» EXERCISE TASK
Gather up all lines that carry the word "Parse".

— start of TASK INPUT —

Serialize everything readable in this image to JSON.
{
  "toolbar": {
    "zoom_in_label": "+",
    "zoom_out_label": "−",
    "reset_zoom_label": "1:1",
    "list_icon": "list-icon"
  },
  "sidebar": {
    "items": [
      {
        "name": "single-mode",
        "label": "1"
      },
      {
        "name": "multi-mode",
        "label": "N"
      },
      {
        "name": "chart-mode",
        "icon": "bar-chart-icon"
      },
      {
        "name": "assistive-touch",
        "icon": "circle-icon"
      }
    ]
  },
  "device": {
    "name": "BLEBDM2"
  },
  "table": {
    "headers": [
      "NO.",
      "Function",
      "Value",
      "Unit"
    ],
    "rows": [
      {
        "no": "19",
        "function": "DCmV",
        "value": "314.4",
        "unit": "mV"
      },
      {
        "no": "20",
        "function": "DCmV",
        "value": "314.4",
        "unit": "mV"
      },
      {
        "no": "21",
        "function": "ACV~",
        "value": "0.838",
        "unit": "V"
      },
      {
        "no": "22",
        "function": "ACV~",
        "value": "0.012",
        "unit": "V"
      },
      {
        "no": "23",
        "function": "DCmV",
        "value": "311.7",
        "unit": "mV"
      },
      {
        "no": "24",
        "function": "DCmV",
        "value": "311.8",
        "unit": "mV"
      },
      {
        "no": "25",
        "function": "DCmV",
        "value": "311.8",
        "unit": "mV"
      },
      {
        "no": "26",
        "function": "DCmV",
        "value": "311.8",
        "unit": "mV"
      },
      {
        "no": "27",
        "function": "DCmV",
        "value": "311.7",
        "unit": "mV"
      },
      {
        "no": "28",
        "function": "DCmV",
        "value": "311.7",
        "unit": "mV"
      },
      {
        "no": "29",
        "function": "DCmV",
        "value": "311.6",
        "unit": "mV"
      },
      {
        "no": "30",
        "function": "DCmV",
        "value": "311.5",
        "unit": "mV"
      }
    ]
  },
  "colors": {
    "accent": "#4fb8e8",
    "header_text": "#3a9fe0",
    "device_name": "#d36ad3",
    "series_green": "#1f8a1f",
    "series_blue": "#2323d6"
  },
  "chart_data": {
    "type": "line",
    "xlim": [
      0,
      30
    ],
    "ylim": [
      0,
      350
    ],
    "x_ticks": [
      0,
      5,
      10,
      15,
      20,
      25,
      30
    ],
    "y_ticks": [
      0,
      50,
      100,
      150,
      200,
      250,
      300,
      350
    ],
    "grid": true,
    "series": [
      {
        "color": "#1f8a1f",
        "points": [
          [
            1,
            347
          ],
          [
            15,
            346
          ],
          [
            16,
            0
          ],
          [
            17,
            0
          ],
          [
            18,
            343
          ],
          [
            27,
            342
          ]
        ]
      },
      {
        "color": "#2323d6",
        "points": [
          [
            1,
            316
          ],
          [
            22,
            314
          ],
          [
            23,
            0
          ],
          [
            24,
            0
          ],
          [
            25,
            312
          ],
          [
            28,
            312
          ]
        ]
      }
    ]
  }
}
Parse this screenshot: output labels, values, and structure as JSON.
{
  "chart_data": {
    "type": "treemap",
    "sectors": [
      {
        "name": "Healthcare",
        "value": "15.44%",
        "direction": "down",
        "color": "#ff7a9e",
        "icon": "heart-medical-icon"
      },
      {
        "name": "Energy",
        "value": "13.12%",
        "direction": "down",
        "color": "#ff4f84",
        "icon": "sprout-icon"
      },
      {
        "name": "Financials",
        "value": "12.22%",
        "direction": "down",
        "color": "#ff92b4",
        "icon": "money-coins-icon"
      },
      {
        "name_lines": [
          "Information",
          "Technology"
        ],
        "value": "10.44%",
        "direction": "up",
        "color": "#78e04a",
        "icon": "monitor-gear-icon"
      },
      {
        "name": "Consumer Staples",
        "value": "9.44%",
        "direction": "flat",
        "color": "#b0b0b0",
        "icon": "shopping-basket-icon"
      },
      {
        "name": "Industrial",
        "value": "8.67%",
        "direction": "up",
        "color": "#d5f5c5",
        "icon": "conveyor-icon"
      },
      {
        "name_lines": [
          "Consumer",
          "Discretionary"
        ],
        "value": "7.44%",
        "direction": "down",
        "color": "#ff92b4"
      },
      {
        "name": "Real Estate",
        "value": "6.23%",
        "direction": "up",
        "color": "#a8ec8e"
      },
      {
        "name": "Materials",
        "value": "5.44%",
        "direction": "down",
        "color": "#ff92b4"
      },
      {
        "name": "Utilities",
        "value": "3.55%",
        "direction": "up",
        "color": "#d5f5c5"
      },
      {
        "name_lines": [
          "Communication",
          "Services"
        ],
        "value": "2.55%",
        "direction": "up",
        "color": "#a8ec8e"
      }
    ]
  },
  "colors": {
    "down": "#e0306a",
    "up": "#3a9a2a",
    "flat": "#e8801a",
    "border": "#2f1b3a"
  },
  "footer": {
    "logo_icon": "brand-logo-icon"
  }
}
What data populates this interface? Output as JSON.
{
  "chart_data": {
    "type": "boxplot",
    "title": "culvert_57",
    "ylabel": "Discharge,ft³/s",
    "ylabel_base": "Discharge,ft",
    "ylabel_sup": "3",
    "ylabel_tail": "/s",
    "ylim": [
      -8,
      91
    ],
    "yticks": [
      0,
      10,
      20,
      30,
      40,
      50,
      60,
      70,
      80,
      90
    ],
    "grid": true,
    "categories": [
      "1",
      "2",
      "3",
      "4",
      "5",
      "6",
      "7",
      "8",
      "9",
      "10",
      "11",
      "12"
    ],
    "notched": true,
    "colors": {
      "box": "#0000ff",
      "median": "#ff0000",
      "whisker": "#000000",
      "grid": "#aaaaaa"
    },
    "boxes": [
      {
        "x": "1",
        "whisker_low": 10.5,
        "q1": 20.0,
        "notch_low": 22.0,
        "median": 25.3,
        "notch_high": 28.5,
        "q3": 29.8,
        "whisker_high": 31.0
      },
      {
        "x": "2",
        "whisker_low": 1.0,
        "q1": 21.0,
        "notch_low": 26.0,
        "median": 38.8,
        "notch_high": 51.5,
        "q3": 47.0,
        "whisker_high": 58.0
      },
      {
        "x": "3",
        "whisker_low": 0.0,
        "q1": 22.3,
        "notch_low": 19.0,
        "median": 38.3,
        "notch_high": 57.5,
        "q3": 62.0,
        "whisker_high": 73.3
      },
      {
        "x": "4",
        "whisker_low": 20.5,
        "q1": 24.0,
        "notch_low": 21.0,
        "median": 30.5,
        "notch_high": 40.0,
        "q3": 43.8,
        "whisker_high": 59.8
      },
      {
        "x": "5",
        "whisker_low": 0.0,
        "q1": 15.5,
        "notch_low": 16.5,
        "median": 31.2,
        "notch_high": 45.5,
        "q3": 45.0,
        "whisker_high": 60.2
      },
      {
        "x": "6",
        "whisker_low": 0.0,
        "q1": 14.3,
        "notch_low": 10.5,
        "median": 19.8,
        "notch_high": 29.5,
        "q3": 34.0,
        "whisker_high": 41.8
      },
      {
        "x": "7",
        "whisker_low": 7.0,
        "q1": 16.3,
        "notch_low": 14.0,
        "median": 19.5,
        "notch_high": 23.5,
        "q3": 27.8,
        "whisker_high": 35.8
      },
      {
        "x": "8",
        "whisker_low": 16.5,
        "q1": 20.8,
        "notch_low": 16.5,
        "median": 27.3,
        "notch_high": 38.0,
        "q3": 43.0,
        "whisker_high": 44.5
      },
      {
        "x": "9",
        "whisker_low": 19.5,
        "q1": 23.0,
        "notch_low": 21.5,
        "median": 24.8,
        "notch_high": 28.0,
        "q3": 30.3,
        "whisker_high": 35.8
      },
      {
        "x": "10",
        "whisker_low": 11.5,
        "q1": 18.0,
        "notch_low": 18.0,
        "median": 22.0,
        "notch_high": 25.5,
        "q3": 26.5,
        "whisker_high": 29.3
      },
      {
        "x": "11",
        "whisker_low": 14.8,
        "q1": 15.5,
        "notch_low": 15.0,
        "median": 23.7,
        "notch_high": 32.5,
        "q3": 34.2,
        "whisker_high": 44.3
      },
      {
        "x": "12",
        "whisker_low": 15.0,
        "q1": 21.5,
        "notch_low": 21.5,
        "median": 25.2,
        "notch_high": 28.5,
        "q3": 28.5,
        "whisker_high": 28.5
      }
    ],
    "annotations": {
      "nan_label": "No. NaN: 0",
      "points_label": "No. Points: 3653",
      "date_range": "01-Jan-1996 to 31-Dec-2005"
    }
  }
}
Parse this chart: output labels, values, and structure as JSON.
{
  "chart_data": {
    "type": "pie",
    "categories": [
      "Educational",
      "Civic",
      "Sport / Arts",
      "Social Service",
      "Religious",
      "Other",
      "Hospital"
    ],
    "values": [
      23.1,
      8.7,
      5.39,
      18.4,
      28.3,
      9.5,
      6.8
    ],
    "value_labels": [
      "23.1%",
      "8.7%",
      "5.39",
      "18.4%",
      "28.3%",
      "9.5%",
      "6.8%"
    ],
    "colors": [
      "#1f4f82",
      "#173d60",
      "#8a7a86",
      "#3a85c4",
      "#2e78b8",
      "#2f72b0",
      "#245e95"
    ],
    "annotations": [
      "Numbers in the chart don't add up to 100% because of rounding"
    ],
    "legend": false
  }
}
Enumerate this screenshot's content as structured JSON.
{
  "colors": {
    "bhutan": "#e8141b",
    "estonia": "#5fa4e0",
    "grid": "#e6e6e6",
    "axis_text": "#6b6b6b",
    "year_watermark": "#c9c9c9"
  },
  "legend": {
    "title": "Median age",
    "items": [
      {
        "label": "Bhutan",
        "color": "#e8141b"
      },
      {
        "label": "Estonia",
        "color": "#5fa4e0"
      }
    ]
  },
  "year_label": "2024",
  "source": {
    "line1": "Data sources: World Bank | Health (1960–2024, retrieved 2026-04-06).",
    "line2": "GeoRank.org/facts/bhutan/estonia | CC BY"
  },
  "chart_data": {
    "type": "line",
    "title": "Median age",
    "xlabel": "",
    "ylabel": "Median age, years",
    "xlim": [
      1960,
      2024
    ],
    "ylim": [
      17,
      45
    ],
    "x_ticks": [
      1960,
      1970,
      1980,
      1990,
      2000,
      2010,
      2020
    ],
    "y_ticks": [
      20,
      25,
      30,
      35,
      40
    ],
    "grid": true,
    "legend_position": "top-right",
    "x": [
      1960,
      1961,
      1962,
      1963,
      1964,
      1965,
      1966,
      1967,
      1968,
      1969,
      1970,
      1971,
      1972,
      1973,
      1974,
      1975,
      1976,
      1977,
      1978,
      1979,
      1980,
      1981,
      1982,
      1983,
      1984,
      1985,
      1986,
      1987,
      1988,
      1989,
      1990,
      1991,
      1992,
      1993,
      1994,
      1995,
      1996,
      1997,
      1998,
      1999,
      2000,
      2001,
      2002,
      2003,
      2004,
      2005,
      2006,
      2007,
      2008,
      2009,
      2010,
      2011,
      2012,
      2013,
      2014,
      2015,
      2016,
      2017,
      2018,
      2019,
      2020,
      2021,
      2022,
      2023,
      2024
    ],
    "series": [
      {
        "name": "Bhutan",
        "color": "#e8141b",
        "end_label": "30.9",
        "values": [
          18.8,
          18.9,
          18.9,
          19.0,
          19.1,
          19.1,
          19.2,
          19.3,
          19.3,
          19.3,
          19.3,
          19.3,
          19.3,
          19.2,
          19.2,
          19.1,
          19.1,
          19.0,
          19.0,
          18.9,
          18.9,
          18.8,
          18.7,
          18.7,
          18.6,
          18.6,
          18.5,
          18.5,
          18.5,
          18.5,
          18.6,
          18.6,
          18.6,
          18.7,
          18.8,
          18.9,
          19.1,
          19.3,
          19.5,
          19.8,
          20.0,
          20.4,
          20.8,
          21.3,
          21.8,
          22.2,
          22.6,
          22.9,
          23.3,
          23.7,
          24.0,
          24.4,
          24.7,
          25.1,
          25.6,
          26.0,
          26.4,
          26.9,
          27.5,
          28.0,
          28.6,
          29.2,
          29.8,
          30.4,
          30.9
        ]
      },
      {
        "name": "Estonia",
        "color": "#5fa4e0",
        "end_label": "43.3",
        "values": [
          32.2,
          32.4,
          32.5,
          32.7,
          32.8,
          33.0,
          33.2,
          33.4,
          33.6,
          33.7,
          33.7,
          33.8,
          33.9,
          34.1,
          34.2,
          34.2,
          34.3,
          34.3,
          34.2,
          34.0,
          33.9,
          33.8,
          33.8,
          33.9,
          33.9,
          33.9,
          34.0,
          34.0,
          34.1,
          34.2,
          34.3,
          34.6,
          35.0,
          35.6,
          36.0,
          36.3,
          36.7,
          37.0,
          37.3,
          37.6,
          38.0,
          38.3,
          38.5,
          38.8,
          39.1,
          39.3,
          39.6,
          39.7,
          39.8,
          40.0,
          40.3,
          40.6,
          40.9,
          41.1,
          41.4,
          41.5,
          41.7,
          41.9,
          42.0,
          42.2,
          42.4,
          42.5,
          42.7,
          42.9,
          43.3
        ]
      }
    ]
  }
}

— end of TASK INPUT —

» WRITTEN RESPONSE
Parse this screenshot: output labels, values, and structure as JSON.
Parse this chart: output labels, values, and structure as JSON.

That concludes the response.